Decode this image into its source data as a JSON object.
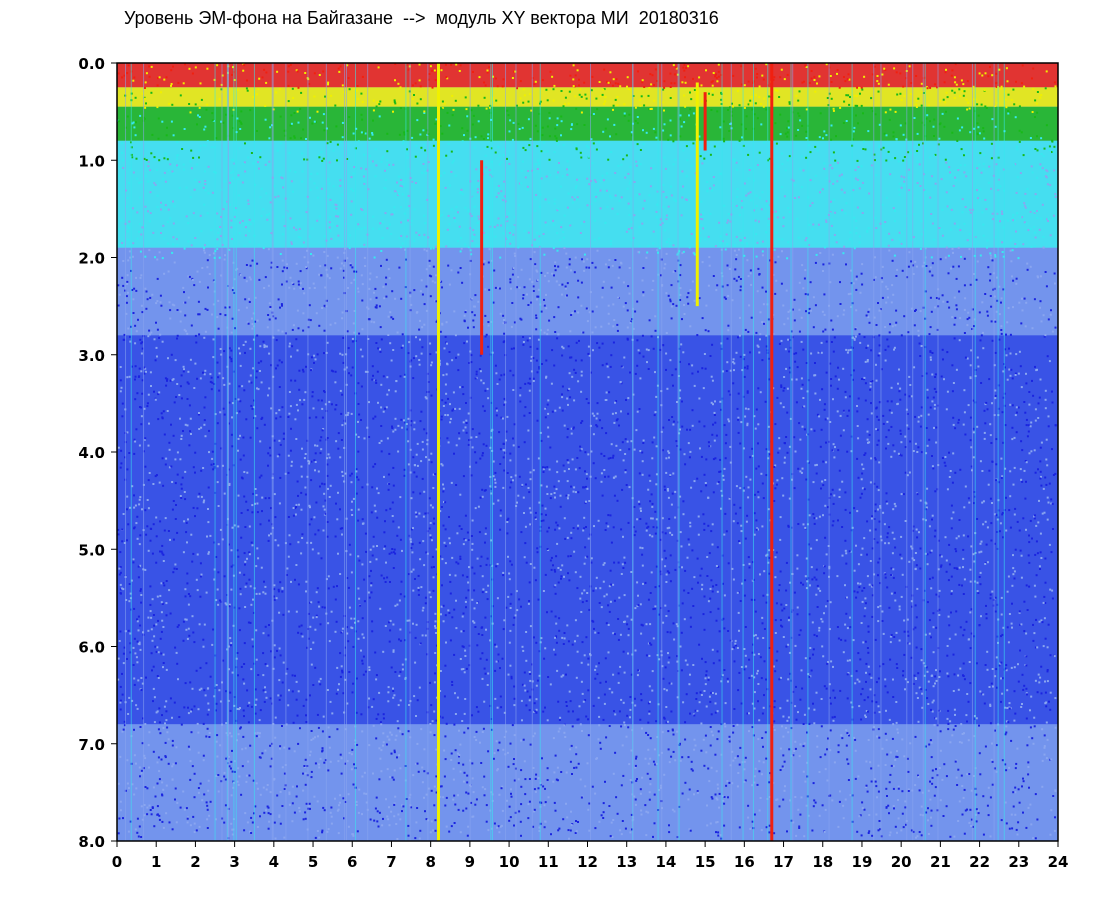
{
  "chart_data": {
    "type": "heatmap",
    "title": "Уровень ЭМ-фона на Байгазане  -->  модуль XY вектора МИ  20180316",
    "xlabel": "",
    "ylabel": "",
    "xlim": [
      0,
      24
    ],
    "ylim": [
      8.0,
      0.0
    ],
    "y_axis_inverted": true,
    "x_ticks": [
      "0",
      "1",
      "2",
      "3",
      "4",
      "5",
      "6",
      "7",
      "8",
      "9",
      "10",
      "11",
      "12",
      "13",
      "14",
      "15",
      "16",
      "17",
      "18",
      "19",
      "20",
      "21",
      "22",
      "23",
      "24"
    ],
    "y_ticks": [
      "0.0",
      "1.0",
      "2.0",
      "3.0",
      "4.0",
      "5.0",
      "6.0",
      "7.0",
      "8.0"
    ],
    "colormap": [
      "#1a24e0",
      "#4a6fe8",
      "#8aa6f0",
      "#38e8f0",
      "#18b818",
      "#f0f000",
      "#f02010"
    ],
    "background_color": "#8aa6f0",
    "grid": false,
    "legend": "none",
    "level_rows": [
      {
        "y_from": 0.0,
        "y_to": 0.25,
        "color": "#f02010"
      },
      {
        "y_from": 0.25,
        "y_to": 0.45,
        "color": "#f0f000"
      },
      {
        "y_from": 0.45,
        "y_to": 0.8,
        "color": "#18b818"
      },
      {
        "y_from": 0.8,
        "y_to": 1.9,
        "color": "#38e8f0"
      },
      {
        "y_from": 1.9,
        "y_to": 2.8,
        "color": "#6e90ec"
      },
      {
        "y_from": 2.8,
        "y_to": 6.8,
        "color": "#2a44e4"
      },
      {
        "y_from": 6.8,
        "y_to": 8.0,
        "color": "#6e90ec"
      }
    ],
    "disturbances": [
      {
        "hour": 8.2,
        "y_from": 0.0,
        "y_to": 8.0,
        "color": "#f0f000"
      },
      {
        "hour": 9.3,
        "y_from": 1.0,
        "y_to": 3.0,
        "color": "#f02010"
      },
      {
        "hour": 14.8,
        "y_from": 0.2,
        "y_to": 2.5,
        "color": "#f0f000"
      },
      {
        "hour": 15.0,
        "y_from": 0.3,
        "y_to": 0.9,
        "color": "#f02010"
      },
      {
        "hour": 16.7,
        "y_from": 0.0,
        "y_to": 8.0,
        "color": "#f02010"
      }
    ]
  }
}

* **Set task**:
Check each line above for the word "hour" and copy the ones that have it.

* **Solved problem**:
        "hour": 8.2,
        "hour": 9.3,
        "hour": 14.8,
        "hour": 15.0,
        "hour": 16.7,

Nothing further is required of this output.